(Some records)
::::

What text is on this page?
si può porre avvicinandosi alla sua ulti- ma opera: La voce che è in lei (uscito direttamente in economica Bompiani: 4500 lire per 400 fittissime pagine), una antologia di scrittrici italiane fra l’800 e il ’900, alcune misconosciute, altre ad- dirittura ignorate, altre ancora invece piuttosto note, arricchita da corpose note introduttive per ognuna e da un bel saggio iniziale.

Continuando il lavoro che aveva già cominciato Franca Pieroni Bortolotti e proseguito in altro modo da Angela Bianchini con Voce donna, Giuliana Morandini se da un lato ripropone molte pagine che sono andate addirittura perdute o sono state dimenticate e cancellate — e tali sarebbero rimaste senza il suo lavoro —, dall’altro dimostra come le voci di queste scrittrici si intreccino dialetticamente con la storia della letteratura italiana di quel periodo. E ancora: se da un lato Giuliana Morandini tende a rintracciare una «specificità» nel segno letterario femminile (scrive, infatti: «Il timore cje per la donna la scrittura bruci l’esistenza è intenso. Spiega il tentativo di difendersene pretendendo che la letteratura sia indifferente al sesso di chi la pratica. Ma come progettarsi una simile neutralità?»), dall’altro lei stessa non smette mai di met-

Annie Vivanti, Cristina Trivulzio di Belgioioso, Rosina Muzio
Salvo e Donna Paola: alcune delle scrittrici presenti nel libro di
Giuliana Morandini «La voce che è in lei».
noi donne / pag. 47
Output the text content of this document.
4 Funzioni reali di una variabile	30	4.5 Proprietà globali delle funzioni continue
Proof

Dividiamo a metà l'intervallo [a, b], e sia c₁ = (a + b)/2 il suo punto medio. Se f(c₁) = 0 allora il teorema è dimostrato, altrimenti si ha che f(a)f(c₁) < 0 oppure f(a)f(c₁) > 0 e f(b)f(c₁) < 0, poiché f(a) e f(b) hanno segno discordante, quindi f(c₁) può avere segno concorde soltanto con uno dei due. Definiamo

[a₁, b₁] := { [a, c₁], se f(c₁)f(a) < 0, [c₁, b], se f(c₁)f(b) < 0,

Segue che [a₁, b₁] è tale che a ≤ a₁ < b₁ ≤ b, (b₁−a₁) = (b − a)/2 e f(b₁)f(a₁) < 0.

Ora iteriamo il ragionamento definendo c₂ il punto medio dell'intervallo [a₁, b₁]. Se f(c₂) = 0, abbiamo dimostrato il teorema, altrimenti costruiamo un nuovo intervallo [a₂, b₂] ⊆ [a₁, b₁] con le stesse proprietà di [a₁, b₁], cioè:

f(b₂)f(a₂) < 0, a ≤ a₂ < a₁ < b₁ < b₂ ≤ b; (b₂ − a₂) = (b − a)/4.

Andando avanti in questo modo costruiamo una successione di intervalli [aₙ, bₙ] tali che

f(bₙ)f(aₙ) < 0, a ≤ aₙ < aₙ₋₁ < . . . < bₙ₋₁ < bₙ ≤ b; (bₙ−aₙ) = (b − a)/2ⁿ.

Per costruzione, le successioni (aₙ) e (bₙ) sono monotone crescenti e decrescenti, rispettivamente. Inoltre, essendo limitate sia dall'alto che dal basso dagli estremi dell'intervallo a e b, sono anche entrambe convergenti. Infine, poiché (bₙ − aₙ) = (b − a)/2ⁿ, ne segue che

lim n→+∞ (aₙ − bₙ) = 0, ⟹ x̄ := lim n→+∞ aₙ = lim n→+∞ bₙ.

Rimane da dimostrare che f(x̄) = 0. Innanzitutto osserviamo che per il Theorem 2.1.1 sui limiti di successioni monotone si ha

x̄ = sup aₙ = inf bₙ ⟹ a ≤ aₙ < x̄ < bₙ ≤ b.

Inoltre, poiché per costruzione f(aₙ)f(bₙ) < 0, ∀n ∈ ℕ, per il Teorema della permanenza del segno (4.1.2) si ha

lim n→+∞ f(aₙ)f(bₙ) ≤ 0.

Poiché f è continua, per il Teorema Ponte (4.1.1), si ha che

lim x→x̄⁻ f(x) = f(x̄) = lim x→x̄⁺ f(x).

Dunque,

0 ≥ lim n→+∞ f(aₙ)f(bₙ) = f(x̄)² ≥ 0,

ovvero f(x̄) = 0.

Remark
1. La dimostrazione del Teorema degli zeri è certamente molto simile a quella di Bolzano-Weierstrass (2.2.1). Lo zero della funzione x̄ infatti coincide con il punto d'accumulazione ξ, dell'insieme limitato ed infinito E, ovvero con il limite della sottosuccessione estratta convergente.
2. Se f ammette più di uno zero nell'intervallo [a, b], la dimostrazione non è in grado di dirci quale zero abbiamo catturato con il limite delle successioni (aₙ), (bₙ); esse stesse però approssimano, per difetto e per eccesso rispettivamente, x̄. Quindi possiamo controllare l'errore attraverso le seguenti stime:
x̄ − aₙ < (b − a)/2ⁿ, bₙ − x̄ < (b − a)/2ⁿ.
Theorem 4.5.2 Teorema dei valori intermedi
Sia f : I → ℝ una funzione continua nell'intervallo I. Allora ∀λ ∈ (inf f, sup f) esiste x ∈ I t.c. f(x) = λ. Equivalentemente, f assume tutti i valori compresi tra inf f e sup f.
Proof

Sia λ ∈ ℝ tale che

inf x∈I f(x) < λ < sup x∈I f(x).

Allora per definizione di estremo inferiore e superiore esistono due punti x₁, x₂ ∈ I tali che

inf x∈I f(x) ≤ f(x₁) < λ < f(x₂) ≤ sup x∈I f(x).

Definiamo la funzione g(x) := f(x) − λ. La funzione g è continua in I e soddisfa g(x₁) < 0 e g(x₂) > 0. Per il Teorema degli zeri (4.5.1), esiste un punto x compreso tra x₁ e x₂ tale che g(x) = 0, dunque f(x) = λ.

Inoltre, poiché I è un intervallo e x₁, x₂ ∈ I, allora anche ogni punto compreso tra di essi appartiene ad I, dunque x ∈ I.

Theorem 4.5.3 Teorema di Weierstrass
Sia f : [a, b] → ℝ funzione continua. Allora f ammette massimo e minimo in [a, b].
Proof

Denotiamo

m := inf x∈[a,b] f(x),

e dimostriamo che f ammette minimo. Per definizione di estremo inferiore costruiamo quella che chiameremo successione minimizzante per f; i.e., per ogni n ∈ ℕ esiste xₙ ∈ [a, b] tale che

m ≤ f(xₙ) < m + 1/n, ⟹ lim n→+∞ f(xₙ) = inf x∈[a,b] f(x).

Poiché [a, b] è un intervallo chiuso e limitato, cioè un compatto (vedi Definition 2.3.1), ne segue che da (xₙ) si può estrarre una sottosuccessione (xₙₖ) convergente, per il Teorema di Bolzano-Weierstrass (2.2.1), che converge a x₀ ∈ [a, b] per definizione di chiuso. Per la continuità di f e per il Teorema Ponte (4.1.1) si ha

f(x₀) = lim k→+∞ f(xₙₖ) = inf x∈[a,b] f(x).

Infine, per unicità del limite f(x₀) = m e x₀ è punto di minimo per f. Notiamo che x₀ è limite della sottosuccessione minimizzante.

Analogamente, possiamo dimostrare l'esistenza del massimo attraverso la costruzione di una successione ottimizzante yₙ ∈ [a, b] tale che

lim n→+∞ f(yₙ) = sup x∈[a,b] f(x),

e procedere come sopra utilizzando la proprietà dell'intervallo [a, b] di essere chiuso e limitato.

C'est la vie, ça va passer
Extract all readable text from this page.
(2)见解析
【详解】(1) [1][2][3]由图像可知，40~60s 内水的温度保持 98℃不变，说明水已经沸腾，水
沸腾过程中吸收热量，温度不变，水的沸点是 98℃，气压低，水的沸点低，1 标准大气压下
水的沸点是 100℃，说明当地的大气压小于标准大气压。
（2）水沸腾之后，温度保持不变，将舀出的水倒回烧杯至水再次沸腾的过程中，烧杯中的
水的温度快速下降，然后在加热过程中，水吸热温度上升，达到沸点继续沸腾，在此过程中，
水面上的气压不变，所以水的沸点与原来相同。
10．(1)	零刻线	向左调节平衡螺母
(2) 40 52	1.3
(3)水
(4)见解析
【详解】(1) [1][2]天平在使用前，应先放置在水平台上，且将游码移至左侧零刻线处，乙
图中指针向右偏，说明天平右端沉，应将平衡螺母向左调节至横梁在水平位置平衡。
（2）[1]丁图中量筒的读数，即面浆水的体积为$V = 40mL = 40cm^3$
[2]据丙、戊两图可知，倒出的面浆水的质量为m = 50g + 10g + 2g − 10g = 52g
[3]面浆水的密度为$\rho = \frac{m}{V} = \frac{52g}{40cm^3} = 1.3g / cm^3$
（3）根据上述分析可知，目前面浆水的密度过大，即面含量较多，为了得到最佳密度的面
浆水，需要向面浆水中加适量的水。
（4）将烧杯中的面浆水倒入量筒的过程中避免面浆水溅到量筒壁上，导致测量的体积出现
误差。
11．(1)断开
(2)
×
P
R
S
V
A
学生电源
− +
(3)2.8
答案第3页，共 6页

::::

- [PROBLEM DESCRIPTION] Display every line of the listing that contains the string "Theorem".

- [THE SOLUTION]
Rimane da dimostrare che f(x̄) = 0. Innanzitutto osserviamo che per il Theorem 2.1.1 sui limiti di successioni monotone si ha
Theorem 4.5.2 Teorema dei valori intermedi
Theorem 4.5.3 Teorema di Weierstrass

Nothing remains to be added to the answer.